## DIRECTIONS FOR THIS TASK:
Print the listing that follows, character for character.

================================

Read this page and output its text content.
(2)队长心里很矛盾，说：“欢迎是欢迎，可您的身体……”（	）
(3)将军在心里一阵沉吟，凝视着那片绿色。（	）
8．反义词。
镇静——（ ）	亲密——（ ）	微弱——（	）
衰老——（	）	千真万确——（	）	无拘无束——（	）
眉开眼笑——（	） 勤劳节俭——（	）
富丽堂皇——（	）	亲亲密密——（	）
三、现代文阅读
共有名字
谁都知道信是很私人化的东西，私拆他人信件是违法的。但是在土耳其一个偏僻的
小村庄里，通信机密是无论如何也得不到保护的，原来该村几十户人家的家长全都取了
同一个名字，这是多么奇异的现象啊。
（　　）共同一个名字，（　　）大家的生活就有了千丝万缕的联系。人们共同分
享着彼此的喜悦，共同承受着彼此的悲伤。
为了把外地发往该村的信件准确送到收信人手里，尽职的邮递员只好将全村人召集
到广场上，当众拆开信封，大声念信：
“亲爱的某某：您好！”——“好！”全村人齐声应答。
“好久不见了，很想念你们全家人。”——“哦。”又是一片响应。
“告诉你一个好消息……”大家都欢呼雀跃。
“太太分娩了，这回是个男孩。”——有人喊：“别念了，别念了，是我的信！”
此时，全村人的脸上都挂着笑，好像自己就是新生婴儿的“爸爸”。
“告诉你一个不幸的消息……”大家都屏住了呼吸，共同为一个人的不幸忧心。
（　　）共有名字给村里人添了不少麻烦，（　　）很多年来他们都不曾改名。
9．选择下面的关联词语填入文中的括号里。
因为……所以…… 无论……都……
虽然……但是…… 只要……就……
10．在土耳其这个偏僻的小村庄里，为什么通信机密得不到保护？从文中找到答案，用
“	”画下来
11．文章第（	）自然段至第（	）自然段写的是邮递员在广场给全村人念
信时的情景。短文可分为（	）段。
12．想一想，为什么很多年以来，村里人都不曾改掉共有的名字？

================================

## THE ANSWER:
Read this page and output its text content.
(2)队长心里很矛盾，说：“欢迎是欢迎，可您的身体……”（	）
(3)将军在心里一阵沉吟，凝视着那片绿色。（	）
8．反义词。
镇静——（ ）	亲密——（ ）	微弱——（	）
衰老——（	）	千真万确——（	）	无拘无束——（	）
眉开眼笑——（	） 勤劳节俭——（	）
富丽堂皇——（	）	亲亲密密——（	）
三、现代文阅读
共有名字
谁都知道信是很私人化的东西，私拆他人信件是违法的。但是在土耳其一个偏僻的
小村庄里，通信机密是无论如何也得不到保护的，原来该村几十户人家的家长全都取了
同一个名字，这是多么奇异的现象啊。
（　　）共同一个名字，（　　）大家的生活就有了千丝万缕的联系。人们共同分
享着彼此的喜悦，共同承受着彼此的悲伤。
为了把外地发往该村的信件准确送到收信人手里，尽职的邮递员只好将全村人召集
到广场上，当众拆开信封，大声念信：
“亲爱的某某：您好！”——“好！”全村人齐声应答。
“好久不见了，很想念你们全家人。”——“哦。”又是一片响应。
“告诉你一个好消息……”大家都欢呼雀跃。
“太太分娩了，这回是个男孩。”——有人喊：“别念了，别念了，是我的信！”
此时，全村人的脸上都挂着笑，好像自己就是新生婴儿的“爸爸”。
“告诉你一个不幸的消息……”大家都屏住了呼吸，共同为一个人的不幸忧心。
（　　）共有名字给村里人添了不少麻烦，（　　）很多年来他们都不曾改名。
9．选择下面的关联词语填入文中的括号里。
因为……所以…… 无论……都……
虽然……但是…… 只要……就……
10．在土耳其这个偏僻的小村庄里，为什么通信机密得不到保护？从文中找到答案，用
“	”画下来
11．文章第（	）自然段至第（	）自然段写的是邮递员在广场给全村人念
信时的情景。短文可分为（	）段。
12．想一想，为什么很多年以来，村里人都不曾改掉共有的名字？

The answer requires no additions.